* [Job]:
Copy the data below verbatim, starting with its first line and ending with the line that contains "case-bubble [271, 398, 290, 416]".

BEGIN

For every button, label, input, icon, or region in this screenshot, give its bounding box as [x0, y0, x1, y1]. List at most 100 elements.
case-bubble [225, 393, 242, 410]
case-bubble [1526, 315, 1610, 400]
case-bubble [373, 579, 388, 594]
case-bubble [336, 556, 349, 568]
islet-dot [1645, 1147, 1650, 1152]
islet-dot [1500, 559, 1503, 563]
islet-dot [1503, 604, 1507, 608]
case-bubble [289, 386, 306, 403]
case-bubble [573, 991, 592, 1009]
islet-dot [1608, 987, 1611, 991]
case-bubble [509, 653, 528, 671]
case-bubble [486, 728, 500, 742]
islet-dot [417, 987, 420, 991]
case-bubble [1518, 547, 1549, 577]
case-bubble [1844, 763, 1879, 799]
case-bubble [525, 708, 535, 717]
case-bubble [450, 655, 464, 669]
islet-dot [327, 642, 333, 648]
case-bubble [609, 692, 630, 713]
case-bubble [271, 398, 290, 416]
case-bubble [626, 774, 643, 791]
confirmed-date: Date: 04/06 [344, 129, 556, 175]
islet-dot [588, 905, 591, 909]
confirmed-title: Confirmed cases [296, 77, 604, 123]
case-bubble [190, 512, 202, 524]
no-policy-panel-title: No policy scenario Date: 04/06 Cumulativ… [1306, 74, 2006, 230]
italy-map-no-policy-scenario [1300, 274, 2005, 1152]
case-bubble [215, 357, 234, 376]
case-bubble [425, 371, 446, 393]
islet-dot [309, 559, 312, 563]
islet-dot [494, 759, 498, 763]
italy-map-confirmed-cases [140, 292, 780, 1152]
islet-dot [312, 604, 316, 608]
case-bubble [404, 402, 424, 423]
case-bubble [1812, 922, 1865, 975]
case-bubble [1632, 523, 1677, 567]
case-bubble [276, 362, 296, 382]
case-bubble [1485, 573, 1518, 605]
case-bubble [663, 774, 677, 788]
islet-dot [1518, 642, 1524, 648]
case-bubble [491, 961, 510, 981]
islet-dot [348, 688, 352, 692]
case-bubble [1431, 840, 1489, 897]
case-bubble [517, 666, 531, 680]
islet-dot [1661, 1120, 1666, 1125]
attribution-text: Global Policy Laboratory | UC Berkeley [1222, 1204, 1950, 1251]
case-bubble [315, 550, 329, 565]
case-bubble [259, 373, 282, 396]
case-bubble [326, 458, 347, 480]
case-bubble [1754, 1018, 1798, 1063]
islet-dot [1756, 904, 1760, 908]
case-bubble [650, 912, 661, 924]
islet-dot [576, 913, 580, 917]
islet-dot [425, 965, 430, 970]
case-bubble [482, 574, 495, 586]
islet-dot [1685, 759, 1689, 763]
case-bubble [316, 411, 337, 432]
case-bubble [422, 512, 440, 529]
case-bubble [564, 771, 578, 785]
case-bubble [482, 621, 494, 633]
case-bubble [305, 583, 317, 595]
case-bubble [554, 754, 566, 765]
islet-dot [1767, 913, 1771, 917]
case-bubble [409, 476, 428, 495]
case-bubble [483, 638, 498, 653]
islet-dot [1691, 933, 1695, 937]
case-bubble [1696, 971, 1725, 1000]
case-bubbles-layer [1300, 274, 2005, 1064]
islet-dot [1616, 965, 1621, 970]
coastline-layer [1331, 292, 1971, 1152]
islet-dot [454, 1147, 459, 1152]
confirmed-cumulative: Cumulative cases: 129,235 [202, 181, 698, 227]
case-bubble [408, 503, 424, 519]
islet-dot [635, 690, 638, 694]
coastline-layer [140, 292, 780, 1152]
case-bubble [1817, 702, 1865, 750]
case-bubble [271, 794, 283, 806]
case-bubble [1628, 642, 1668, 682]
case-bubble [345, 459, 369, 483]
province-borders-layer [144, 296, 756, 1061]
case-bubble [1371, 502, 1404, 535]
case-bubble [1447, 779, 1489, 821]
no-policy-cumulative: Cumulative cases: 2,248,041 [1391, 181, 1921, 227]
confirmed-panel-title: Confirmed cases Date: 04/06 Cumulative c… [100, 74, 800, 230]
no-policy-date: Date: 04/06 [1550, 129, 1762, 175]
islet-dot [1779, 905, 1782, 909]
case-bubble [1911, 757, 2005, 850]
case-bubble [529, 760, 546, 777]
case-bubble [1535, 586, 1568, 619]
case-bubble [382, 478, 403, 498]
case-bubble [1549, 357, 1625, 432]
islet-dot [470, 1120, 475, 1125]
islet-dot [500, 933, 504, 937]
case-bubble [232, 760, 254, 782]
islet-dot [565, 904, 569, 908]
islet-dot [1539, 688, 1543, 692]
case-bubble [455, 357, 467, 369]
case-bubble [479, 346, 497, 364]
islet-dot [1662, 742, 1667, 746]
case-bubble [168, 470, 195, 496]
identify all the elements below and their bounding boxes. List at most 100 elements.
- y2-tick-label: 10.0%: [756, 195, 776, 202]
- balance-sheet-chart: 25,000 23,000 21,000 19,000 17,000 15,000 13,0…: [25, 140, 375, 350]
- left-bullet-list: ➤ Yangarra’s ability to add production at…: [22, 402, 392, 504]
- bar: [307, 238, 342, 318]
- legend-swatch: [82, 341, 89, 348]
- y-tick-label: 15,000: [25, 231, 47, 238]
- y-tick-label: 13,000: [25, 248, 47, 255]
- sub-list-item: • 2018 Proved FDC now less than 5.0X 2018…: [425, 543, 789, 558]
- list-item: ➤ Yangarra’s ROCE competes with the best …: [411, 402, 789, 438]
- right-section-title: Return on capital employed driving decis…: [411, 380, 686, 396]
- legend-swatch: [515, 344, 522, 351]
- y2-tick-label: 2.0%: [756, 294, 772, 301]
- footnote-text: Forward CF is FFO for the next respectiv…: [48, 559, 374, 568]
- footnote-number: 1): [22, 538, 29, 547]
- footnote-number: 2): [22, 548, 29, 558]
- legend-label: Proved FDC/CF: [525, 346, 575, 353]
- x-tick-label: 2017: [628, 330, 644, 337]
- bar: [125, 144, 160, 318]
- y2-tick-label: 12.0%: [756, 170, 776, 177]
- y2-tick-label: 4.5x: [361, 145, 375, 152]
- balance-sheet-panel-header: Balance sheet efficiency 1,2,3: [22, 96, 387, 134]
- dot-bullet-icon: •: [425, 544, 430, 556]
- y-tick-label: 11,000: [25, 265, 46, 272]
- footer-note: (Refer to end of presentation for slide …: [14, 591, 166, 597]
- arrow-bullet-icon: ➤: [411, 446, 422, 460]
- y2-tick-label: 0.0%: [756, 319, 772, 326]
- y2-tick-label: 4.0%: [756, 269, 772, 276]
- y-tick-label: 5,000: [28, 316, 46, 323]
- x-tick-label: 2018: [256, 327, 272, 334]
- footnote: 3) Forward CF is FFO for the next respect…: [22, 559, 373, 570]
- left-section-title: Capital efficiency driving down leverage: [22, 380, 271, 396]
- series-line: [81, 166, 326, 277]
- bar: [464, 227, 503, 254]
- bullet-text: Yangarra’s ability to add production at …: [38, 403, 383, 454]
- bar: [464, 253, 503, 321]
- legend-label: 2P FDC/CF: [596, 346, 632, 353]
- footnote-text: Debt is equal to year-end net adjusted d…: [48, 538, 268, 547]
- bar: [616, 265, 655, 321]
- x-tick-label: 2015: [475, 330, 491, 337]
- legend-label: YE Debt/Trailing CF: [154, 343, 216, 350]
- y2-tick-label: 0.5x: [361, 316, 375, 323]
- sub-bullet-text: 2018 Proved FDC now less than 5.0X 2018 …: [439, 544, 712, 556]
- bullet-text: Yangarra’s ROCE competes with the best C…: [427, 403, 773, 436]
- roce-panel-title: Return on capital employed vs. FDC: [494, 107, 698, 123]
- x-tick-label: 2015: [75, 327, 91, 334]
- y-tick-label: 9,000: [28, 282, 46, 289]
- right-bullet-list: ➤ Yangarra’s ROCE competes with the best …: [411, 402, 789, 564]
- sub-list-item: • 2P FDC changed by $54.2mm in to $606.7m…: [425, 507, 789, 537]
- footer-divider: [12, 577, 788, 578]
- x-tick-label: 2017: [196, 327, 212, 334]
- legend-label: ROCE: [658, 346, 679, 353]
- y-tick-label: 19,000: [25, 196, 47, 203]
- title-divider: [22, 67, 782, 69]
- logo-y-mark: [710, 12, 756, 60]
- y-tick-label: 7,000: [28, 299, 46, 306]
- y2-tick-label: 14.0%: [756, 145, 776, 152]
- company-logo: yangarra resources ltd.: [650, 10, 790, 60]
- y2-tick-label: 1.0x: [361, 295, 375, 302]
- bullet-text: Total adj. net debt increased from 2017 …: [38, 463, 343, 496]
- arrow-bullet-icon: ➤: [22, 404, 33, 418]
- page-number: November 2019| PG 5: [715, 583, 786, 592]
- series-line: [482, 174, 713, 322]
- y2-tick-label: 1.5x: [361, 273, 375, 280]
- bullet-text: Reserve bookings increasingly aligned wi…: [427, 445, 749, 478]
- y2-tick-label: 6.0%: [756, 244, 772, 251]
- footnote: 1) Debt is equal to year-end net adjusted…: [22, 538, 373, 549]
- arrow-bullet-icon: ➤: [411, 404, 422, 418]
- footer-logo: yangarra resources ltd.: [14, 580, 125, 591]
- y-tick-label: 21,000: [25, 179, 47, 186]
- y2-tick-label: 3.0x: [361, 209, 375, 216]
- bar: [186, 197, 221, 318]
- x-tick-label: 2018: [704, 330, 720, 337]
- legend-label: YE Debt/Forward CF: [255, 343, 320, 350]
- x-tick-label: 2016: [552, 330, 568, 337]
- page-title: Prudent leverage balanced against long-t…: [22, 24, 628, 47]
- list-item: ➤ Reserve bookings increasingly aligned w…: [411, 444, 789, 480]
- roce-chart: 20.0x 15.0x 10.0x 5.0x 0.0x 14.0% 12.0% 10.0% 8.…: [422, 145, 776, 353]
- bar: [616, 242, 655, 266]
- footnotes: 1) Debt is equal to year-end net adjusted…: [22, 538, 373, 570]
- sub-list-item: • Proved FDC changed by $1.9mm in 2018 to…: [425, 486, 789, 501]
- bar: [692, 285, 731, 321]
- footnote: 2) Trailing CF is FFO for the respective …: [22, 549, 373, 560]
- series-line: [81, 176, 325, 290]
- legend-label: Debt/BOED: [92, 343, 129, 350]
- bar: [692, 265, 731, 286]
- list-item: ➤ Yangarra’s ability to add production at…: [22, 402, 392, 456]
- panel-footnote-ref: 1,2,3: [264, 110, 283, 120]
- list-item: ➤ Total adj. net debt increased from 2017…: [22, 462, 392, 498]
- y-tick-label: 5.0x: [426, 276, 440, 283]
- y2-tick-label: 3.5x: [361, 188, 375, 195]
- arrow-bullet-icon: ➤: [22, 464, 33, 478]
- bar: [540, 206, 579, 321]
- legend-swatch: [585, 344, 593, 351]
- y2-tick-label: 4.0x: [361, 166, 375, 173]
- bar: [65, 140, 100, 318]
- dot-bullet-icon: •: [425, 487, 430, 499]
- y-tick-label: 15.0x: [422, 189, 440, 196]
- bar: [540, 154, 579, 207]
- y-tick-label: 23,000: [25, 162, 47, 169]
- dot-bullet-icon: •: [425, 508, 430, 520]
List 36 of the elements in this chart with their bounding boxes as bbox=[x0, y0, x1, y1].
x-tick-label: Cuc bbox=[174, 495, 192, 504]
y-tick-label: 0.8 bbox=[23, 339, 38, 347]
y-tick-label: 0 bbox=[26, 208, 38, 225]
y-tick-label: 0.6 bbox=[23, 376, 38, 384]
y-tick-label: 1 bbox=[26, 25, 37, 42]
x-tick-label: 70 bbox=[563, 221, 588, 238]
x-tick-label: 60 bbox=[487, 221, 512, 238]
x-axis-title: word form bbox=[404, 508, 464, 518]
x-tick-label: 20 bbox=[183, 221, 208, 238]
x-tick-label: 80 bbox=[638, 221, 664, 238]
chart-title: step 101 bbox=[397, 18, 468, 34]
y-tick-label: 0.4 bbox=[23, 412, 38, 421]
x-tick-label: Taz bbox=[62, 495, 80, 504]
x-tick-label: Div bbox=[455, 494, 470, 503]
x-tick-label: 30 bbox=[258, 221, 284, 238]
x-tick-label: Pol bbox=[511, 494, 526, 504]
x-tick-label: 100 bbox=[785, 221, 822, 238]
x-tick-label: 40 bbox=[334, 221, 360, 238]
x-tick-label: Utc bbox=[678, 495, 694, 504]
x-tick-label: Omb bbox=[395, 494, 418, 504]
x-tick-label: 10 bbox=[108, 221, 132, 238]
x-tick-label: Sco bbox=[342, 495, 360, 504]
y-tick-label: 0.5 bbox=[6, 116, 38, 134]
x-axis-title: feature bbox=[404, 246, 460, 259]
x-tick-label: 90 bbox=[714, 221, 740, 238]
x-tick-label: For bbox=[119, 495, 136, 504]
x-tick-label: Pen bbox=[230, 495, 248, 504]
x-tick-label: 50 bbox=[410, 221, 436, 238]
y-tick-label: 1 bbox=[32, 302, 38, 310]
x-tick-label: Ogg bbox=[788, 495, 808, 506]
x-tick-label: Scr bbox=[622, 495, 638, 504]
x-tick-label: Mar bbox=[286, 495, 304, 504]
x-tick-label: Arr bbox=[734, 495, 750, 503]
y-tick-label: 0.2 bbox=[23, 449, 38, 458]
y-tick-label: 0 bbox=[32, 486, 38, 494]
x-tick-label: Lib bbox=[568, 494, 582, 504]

END

* [Answer in full]:
For every button, label, input, icon, or region in this screenshot, give its bounding box as [x0, y0, x1, y1]. List at most 100 elements.
case-bubble [225, 393, 242, 410]
case-bubble [1526, 315, 1610, 400]
case-bubble [373, 579, 388, 594]
case-bubble [336, 556, 349, 568]
islet-dot [1645, 1147, 1650, 1152]
islet-dot [1500, 559, 1503, 563]
islet-dot [1503, 604, 1507, 608]
case-bubble [289, 386, 306, 403]
case-bubble [573, 991, 592, 1009]
islet-dot [1608, 987, 1611, 991]
case-bubble [509, 653, 528, 671]
case-bubble [486, 728, 500, 742]
islet-dot [417, 987, 420, 991]
case-bubble [1518, 547, 1549, 577]
case-bubble [1844, 763, 1879, 799]
case-bubble [525, 708, 535, 717]
case-bubble [450, 655, 464, 669]
islet-dot [327, 642, 333, 648]
case-bubble [609, 692, 630, 713]
case-bubble [271, 398, 290, 416]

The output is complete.